▶ _TASK INSTRUCTIONS_:
Filter this material down to the lines that hold "POEMS", copying each one.

# # # # #

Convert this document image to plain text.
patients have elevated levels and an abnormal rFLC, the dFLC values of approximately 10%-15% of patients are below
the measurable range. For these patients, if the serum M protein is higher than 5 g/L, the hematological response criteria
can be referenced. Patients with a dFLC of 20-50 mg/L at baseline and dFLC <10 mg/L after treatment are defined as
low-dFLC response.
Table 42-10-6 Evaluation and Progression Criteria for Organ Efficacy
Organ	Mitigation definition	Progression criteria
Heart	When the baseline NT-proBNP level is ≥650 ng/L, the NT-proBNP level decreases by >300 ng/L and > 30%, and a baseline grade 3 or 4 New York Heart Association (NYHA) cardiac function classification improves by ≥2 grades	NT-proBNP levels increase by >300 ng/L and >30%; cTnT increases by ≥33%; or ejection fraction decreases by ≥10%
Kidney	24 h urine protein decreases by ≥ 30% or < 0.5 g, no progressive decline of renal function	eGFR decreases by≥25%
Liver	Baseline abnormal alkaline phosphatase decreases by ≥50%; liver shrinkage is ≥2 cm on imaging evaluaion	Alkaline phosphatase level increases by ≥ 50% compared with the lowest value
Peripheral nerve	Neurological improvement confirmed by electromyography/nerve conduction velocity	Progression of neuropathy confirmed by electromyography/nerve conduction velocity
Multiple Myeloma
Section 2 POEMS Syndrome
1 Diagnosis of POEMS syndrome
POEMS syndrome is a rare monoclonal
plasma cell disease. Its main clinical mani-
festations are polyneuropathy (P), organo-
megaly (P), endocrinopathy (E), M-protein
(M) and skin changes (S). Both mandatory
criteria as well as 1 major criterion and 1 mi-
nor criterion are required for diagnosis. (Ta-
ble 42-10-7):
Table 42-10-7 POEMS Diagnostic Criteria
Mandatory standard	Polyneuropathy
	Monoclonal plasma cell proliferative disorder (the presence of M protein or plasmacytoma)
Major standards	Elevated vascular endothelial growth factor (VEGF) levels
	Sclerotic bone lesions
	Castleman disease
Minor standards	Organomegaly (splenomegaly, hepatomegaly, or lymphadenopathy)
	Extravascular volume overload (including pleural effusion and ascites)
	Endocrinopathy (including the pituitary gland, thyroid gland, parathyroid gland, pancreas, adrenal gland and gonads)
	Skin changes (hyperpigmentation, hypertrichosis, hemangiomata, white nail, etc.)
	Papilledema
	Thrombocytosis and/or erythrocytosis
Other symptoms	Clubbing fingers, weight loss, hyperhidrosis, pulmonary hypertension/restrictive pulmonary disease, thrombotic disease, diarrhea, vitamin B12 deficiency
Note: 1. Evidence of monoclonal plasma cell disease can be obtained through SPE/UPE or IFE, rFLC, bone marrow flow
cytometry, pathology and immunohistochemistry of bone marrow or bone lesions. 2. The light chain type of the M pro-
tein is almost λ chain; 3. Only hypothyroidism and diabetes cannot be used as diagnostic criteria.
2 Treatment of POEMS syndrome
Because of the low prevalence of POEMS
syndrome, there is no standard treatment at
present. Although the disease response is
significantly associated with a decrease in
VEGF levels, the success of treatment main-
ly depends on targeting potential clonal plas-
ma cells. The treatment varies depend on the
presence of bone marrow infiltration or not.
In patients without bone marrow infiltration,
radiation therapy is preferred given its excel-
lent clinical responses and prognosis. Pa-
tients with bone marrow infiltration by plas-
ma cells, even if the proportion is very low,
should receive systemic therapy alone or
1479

# # # # #

▶ _TASK ANSWER_:
Section 2 POEMS Syndrome
1 Diagnosis of POEMS syndrome
POEMS syndrome is a rare monoclonal
Table 42-10-7 POEMS Diagnostic Criteria
2 Treatment of POEMS syndrome
Because of the low prevalence of POEMS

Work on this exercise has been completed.